_Work required:_ Reproduce each line of the listing exactly.

--- Begin Material for this exercise ---

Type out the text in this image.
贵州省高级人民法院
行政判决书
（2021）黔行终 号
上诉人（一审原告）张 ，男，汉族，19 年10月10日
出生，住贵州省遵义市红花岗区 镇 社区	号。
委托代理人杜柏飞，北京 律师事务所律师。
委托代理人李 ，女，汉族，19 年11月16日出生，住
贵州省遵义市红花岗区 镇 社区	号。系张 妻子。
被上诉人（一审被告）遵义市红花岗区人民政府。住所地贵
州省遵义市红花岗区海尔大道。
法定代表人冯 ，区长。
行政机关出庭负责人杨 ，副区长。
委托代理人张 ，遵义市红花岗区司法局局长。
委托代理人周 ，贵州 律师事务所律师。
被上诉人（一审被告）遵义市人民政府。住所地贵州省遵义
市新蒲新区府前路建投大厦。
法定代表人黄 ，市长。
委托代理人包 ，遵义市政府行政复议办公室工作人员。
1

--- End Material for this exercise ---

_Answer in full:_
Type out the text in this image.
贵州省高级人民法院
行政判决书
（2021）黔行终 号
上诉人（一审原告）张 ，男，汉族，19 年10月10日
出生，住贵州省遵义市红花岗区 镇 社区	号。
委托代理人杜柏飞，北京 律师事务所律师。
委托代理人李 ，女，汉族，19 年11月16日出生，住
贵州省遵义市红花岗区 镇 社区	号。系张 妻子。
被上诉人（一审被告）遵义市红花岗区人民政府。住所地贵
州省遵义市红花岗区海尔大道。
法定代表人冯 ，区长。
行政机关出庭负责人杨 ，副区长。
委托代理人张 ，遵义市红花岗区司法局局长。
委托代理人周 ，贵州 律师事务所律师。
被上诉人（一审被告）遵义市人民政府。住所地贵州省遵义
市新蒲新区府前路建投大厦。
法定代表人黄 ，市长。
委托代理人包 ，遵义市政府行政复议办公室工作人员。
1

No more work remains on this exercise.